Stored entries
/---
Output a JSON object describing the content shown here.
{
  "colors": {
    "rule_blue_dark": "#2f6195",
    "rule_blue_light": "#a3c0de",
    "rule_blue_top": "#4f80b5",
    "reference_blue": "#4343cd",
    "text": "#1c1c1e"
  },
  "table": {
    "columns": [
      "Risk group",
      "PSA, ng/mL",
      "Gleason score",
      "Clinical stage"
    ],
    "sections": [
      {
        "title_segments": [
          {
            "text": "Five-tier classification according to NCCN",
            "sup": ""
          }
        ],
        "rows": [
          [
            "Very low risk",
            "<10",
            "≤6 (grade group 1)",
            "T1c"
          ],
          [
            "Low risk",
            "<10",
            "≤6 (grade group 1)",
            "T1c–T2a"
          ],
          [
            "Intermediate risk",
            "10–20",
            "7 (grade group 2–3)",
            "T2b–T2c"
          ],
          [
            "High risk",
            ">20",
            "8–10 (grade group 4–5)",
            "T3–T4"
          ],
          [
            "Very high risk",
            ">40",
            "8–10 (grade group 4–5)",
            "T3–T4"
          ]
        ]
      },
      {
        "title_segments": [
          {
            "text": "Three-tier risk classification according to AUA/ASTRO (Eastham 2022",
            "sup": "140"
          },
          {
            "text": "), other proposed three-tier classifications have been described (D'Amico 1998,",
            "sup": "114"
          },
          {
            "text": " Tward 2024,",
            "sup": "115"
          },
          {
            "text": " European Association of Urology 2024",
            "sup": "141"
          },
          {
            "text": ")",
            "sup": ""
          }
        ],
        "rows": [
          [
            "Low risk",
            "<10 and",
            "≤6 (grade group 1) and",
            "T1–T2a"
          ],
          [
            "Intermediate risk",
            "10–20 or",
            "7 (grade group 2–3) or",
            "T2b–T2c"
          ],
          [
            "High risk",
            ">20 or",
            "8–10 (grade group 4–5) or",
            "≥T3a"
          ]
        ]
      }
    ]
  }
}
\---
Written request: Copy the entries above exactly, leaving none out.

Exercise result:
Output a JSON object describing the content shown here.
{
  "colors": {
    "rule_blue_dark": "#2f6195",
    "rule_blue_light": "#a3c0de",
    "rule_blue_top": "#4f80b5",
    "reference_blue": "#4343cd",
    "text": "#1c1c1e"
  },
  "table": {
    "columns": [
      "Risk group",
      "PSA, ng/mL",
      "Gleason score",
      "Clinical stage"
    ],
    "sections": [
      {
        "title_segments": [
          {
            "text": "Five-tier classification according to NCCN",
            "sup": ""
          }
        ],
        "rows": [
          [
            "Very low risk",
            "<10",
            "≤6 (grade group 1)",
            "T1c"
          ],
          [
            "Low risk",
            "<10",
            "≤6 (grade group 1)",
            "T1c–T2a"
          ],
          [
            "Intermediate risk",
            "10–20",
            "7 (grade group 2–3)",
            "T2b–T2c"
          ],
          [
            "High risk",
            ">20",
            "8–10 (grade group 4–5)",
            "T3–T4"
          ],
          [
            "Very high risk",
            ">40",
            "8–10 (grade group 4–5)",
            "T3–T4"
          ]
        ]
      },
      {
        "title_segments": [
          {
            "text": "Three-tier risk classification according to AUA/ASTRO (Eastham 2022",
            "sup": "140"
          },
          {
            "text": "), other proposed three-tier classifications have been described (D'Amico 1998,",
            "sup": "114"
          },
          {
            "text": " Tward 2024,",
            "sup": "115"
          },
          {
            "text": " European Association of Urology 2024",
            "sup": "141"
          },
          {
            "text": ")",
            "sup": ""
          }
        ],
        "rows": [
          [
            "Low risk",
            "<10 and",
            "≤6 (grade group 1) and",
            "T1–T2a"
          ],
          [
            "Intermediate risk",
            "10–20 or",
            "7 (grade group 2–3) or",
            "T2b–T2c"
          ],
          [
            "High risk",
            ">20 or",
            "8–10 (grade group 4–5) or",
            "≥T3a"
          ]
        ]
      }
    ]
  }
}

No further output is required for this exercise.